─── Provided material

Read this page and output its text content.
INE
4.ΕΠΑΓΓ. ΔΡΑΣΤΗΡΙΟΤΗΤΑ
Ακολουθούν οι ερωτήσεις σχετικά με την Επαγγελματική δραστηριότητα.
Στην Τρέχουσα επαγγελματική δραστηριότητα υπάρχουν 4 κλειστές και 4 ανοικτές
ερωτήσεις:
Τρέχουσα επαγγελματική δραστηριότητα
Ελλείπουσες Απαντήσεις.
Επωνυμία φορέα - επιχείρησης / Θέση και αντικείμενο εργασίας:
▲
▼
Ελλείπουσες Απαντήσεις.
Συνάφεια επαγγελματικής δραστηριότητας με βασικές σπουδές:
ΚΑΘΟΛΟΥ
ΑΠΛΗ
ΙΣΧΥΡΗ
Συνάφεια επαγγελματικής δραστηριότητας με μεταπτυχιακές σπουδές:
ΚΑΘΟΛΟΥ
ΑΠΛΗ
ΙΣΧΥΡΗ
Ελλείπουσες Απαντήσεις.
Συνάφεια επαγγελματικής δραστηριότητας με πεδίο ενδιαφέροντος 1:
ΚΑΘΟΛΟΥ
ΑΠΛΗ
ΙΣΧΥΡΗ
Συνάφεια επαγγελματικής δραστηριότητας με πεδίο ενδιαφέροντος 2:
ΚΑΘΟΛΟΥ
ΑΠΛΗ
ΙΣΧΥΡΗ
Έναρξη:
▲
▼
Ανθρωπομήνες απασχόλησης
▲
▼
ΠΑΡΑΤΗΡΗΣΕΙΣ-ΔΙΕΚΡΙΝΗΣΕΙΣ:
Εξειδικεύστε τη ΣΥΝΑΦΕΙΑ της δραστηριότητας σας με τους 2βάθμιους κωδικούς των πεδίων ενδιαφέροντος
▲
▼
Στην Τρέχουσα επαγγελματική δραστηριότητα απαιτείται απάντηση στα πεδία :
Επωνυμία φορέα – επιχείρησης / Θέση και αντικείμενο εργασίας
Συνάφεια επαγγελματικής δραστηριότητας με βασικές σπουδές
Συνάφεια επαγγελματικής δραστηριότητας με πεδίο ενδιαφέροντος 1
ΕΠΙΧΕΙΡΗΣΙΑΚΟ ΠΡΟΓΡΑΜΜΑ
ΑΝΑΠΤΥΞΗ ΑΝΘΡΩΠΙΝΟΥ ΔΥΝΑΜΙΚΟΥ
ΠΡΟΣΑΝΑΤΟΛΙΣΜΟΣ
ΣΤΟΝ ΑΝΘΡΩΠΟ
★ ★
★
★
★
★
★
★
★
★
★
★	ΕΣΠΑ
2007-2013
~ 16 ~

──────

● Task directions
The records above are to be copied in full, exactly as written.

● Result for this exercise
Read this page and output its text content.
INE
4.ΕΠΑΓΓ. ΔΡΑΣΤΗΡΙΟΤΗΤΑ
Ακολουθούν οι ερωτήσεις σχετικά με την Επαγγελματική δραστηριότητα.
Στην Τρέχουσα επαγγελματική δραστηριότητα υπάρχουν 4 κλειστές και 4 ανοικτές
ερωτήσεις:
Τρέχουσα επαγγελματική δραστηριότητα
Ελλείπουσες Απαντήσεις.
Επωνυμία φορέα - επιχείρησης / Θέση και αντικείμενο εργασίας:
▲
▼
Ελλείπουσες Απαντήσεις.
Συνάφεια επαγγελματικής δραστηριότητας με βασικές σπουδές:
ΚΑΘΟΛΟΥ
ΑΠΛΗ
ΙΣΧΥΡΗ
Συνάφεια επαγγελματικής δραστηριότητας με μεταπτυχιακές σπουδές:
ΚΑΘΟΛΟΥ
ΑΠΛΗ
ΙΣΧΥΡΗ
Ελλείπουσες Απαντήσεις.
Συνάφεια επαγγελματικής δραστηριότητας με πεδίο ενδιαφέροντος 1:
ΚΑΘΟΛΟΥ
ΑΠΛΗ
ΙΣΧΥΡΗ
Συνάφεια επαγγελματικής δραστηριότητας με πεδίο ενδιαφέροντος 2:
ΚΑΘΟΛΟΥ
ΑΠΛΗ
ΙΣΧΥΡΗ
Έναρξη:
▲
▼
Ανθρωπομήνες απασχόλησης
▲
▼
ΠΑΡΑΤΗΡΗΣΕΙΣ-ΔΙΕΚΡΙΝΗΣΕΙΣ:
Εξειδικεύστε τη ΣΥΝΑΦΕΙΑ της δραστηριότητας σας με τους 2βάθμιους κωδικούς των πεδίων ενδιαφέροντος
▲
▼
Στην Τρέχουσα επαγγελματική δραστηριότητα απαιτείται απάντηση στα πεδία :
Επωνυμία φορέα – επιχείρησης / Θέση και αντικείμενο εργασίας
Συνάφεια επαγγελματικής δραστηριότητας με βασικές σπουδές
Συνάφεια επαγγελματικής δραστηριότητας με πεδίο ενδιαφέροντος 1
ΕΠΙΧΕΙΡΗΣΙΑΚΟ ΠΡΟΓΡΑΜΜΑ
ΑΝΑΠΤΥΞΗ ΑΝΘΡΩΠΙΝΟΥ ΔΥΝΑΜΙΚΟΥ
ΠΡΟΣΑΝΑΤΟΛΙΣΜΟΣ
ΣΤΟΝ ΑΝΘΡΩΠΟ
★ ★
★
★
★
★
★
★
★
★
★
★	ΕΣΠΑ
2007-2013
~ 16 ~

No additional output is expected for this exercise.